- To be done:
Copy out all of the material, matching it word for word.

━━ Excerpted records ━━

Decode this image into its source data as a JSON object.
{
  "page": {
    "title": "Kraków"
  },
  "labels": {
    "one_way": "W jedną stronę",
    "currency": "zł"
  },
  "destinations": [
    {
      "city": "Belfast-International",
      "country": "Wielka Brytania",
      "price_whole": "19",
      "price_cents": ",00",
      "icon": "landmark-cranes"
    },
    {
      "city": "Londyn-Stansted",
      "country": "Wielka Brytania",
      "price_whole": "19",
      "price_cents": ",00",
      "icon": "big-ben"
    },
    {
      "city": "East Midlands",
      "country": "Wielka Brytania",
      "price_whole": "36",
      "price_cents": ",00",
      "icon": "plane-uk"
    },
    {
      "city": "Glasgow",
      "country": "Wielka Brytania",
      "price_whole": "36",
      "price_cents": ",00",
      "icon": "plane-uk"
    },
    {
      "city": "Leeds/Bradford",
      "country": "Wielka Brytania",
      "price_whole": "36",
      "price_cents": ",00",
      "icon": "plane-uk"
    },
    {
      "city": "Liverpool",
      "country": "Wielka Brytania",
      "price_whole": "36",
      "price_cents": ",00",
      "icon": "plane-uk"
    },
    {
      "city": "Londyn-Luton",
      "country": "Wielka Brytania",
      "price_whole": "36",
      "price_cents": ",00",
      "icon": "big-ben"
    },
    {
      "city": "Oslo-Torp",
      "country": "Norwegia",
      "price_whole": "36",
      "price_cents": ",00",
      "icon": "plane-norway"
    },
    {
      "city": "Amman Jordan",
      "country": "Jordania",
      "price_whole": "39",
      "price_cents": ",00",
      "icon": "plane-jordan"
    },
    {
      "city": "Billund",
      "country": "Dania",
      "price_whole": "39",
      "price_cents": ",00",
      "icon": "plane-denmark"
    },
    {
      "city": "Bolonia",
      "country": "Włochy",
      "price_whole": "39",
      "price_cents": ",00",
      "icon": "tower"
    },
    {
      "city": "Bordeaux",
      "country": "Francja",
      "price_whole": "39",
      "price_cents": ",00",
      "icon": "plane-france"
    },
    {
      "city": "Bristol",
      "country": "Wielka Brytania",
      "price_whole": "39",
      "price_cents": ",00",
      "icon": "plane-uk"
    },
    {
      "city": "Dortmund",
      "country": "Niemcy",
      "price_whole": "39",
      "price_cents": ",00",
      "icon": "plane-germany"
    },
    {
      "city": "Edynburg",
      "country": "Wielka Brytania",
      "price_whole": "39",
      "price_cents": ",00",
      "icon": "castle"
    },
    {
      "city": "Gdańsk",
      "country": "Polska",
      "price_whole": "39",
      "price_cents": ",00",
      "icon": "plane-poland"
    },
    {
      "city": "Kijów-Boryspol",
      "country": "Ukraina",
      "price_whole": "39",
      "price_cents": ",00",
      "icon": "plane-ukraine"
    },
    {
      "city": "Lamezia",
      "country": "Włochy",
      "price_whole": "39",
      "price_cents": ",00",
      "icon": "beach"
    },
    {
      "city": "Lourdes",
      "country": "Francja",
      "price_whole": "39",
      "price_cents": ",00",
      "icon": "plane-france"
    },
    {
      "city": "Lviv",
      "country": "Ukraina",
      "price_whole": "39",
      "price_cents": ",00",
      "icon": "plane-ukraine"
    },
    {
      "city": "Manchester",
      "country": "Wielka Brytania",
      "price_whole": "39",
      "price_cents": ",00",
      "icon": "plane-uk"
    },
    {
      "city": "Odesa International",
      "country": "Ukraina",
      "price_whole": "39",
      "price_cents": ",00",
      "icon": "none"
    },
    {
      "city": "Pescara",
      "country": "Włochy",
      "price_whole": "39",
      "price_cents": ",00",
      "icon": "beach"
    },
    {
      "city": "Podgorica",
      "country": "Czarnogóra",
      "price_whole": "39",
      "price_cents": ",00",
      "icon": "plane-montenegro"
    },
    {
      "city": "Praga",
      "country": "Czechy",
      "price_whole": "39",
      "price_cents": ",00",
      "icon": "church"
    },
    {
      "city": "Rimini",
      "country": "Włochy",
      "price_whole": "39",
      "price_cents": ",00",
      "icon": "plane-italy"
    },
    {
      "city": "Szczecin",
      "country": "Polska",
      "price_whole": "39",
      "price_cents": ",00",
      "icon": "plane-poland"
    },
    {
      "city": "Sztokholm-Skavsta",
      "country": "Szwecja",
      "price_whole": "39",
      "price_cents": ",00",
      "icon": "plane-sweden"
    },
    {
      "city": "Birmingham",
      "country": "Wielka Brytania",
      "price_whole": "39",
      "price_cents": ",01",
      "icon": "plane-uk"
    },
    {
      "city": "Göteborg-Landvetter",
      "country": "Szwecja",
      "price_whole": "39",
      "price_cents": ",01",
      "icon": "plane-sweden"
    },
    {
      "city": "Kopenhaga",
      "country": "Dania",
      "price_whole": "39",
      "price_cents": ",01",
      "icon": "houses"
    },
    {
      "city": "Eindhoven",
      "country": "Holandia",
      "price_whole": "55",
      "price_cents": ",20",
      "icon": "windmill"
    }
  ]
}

━━━

- Problem solution:
Decode this image into its source data as a JSON object.
{
  "page": {
    "title": "Kraków"
  },
  "labels": {
    "one_way": "W jedną stronę",
    "currency": "zł"
  },
  "destinations": [
    {
      "city": "Belfast-International",
      "country": "Wielka Brytania",
      "price_whole": "19",
      "price_cents": ",00",
      "icon": "landmark-cranes"
    },
    {
      "city": "Londyn-Stansted",
      "country": "Wielka Brytania",
      "price_whole": "19",
      "price_cents": ",00",
      "icon": "big-ben"
    },
    {
      "city": "East Midlands",
      "country": "Wielka Brytania",
      "price_whole": "36",
      "price_cents": ",00",
      "icon": "plane-uk"
    },
    {
      "city": "Glasgow",
      "country": "Wielka Brytania",
      "price_whole": "36",
      "price_cents": ",00",
      "icon": "plane-uk"
    },
    {
      "city": "Leeds/Bradford",
      "country": "Wielka Brytania",
      "price_whole": "36",
      "price_cents": ",00",
      "icon": "plane-uk"
    },
    {
      "city": "Liverpool",
      "country": "Wielka Brytania",
      "price_whole": "36",
      "price_cents": ",00",
      "icon": "plane-uk"
    },
    {
      "city": "Londyn-Luton",
      "country": "Wielka Brytania",
      "price_whole": "36",
      "price_cents": ",00",
      "icon": "big-ben"
    },
    {
      "city": "Oslo-Torp",
      "country": "Norwegia",
      "price_whole": "36",
      "price_cents": ",00",
      "icon": "plane-norway"
    },
    {
      "city": "Amman Jordan",
      "country": "Jordania",
      "price_whole": "39",
      "price_cents": ",00",
      "icon": "plane-jordan"
    },
    {
      "city": "Billund",
      "country": "Dania",
      "price_whole": "39",
      "price_cents": ",00",
      "icon": "plane-denmark"
    },
    {
      "city": "Bolonia",
      "country": "Włochy",
      "price_whole": "39",
      "price_cents": ",00",
      "icon": "tower"
    },
    {
      "city": "Bordeaux",
      "country": "Francja",
      "price_whole": "39",
      "price_cents": ",00",
      "icon": "plane-france"
    },
    {
      "city": "Bristol",
      "country": "Wielka Brytania",
      "price_whole": "39",
      "price_cents": ",00",
      "icon": "plane-uk"
    },
    {
      "city": "Dortmund",
      "country": "Niemcy",
      "price_whole": "39",
      "price_cents": ",00",
      "icon": "plane-germany"
    },
    {
      "city": "Edynburg",
      "country": "Wielka Brytania",
      "price_whole": "39",
      "price_cents": ",00",
      "icon": "castle"
    },
    {
      "city": "Gdańsk",
      "country": "Polska",
      "price_whole": "39",
      "price_cents": ",00",
      "icon": "plane-poland"
    },
    {
      "city": "Kijów-Boryspol",
      "country": "Ukraina",
      "price_whole": "39",
      "price_cents": ",00",
      "icon": "plane-ukraine"
    },
    {
      "city": "Lamezia",
      "country": "Włochy",
      "price_whole": "39",
      "price_cents": ",00",
      "icon": "beach"
    },
    {
      "city": "Lourdes",
      "country": "Francja",
      "price_whole": "39",
      "price_cents": ",00",
      "icon": "plane-france"
    },
    {
      "city": "Lviv",
      "country": "Ukraina",
      "price_whole": "39",
      "price_cents": ",00",
      "icon": "plane-ukraine"
    },
    {
      "city": "Manchester",
      "country": "Wielka Brytania",
      "price_whole": "39",
      "price_cents": ",00",
      "icon": "plane-uk"
    },
    {
      "city": "Odesa International",
      "country": "Ukraina",
      "price_whole": "39",
      "price_cents": ",00",
      "icon": "none"
    },
    {
      "city": "Pescara",
      "country": "Włochy",
      "price_whole": "39",
      "price_cents": ",00",
      "icon": "beach"
    },
    {
      "city": "Podgorica",
      "country": "Czarnogóra",
      "price_whole": "39",
      "price_cents": ",00",
      "icon": "plane-montenegro"
    },
    {
      "city": "Praga",
      "country": "Czechy",
      "price_whole": "39",
      "price_cents": ",00",
      "icon": "church"
    },
    {
      "city": "Rimini",
      "country": "Włochy",
      "price_whole": "39",
      "price_cents": ",00",
      "icon": "plane-italy"
    },
    {
      "city": "Szczecin",
      "country": "Polska",
      "price_whole": "39",
      "price_cents": ",00",
      "icon": "plane-poland"
    },
    {
      "city": "Sztokholm-Skavsta",
      "country": "Szwecja",
      "price_whole": "39",
      "price_cents": ",00",
      "icon": "plane-sweden"
    },
    {
      "city": "Birmingham",
      "country": "Wielka Brytania",
      "price_whole": "39",
      "price_cents": ",01",
      "icon": "plane-uk"
    },
    {
      "city": "Göteborg-Landvetter",
      "country": "Szwecja",
      "price_whole": "39",
      "price_cents": ",01",
      "icon": "plane-sweden"
    },
    {
      "city": "Kopenhaga",
      "country": "Dania",
      "price_whole": "39",
      "price_cents": ",01",
      "icon": "houses"
    },
    {
      "city": "Eindhoven",
      "country": "Holandia",
      "price_whole": "55",
      "price_cents": ",20",
      "icon": "windmill"
    }
  ]
}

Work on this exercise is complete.